[BEGIN Records for this task]
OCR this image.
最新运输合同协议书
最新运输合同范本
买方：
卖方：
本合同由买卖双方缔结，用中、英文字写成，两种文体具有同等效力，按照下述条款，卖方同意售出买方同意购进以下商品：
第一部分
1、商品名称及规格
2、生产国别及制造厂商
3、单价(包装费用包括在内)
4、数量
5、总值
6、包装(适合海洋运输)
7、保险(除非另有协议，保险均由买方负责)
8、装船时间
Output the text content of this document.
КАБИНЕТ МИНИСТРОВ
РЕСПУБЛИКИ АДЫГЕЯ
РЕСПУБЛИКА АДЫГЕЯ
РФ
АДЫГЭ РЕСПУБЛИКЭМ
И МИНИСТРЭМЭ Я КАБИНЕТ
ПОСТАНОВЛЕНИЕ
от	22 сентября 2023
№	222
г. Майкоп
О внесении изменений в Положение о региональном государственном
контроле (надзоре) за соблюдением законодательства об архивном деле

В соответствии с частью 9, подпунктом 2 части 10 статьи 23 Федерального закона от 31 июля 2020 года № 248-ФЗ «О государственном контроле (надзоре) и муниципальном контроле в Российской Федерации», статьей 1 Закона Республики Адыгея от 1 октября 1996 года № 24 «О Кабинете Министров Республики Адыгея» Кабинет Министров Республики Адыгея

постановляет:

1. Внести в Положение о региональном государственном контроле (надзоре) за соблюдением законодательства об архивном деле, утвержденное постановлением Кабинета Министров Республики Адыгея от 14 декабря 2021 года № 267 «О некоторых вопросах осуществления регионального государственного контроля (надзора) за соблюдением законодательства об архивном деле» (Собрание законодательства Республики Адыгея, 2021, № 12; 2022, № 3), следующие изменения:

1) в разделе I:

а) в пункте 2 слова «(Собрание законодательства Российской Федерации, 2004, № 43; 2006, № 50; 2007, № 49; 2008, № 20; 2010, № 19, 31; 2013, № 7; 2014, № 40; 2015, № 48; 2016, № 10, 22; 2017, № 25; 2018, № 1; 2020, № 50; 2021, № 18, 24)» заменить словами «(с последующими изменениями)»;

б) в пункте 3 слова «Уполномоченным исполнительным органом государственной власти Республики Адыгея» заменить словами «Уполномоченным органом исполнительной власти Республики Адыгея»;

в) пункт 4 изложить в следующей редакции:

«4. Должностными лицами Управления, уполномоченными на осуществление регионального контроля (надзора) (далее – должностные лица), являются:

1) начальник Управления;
[END Records for this task]
# What you should do
Copy every line of the records word for word.

# Result below
OCR this image.
最新运输合同协议书
最新运输合同范本
买方：
卖方：
本合同由买卖双方缔结，用中、英文字写成，两种文体具有同等效力，按照下述条款，卖方同意售出买方同意购进以下商品：
第一部分
1、商品名称及规格
2、生产国别及制造厂商
3、单价(包装费用包括在内)
4、数量
5、总值
6、包装(适合海洋运输)
7、保险(除非另有协议，保险均由买方负责)
8、装船时间
Output the text content of this document.
КАБИНЕТ МИНИСТРОВ
РЕСПУБЛИКИ АДЫГЕЯ
РЕСПУБЛИКА АДЫГЕЯ
РФ
АДЫГЭ РЕСПУБЛИКЭМ
И МИНИСТРЭМЭ Я КАБИНЕТ
ПОСТАНОВЛЕНИЕ
от	22 сентября 2023
№	222
г. Майкоп
О внесении изменений в Положение о региональном государственном
контроле (надзоре) за соблюдением законодательства об архивном деле

В соответствии с частью 9, подпунктом 2 части 10 статьи 23 Федерального закона от 31 июля 2020 года № 248-ФЗ «О государственном контроле (надзоре) и муниципальном контроле в Российской Федерации», статьей 1 Закона Республики Адыгея от 1 октября 1996 года № 24 «О Кабинете Министров Республики Адыгея» Кабинет Министров Республики Адыгея

постановляет:

1. Внести в Положение о региональном государственном контроле (надзоре) за соблюдением законодательства об архивном деле, утвержденное постановлением Кабинета Министров Республики Адыгея от 14 декабря 2021 года № 267 «О некоторых вопросах осуществления регионального государственного контроля (надзора) за соблюдением законодательства об архивном деле» (Собрание законодательства Республики Адыгея, 2021, № 12; 2022, № 3), следующие изменения:

1) в разделе I:

а) в пункте 2 слова «(Собрание законодательства Российской Федерации, 2004, № 43; 2006, № 50; 2007, № 49; 2008, № 20; 2010, № 19, 31; 2013, № 7; 2014, № 40; 2015, № 48; 2016, № 10, 22; 2017, № 25; 2018, № 1; 2020, № 50; 2021, № 18, 24)» заменить словами «(с последующими изменениями)»;

б) в пункте 3 слова «Уполномоченным исполнительным органом государственной власти Республики Адыгея» заменить словами «Уполномоченным органом исполнительной власти Республики Адыгея»;

в) пункт 4 изложить в следующей редакции:

«4. Должностными лицами Управления, уполномоченными на осуществление регионального контроля (надзора) (далее – должностные лица), являются:

1) начальник Управления;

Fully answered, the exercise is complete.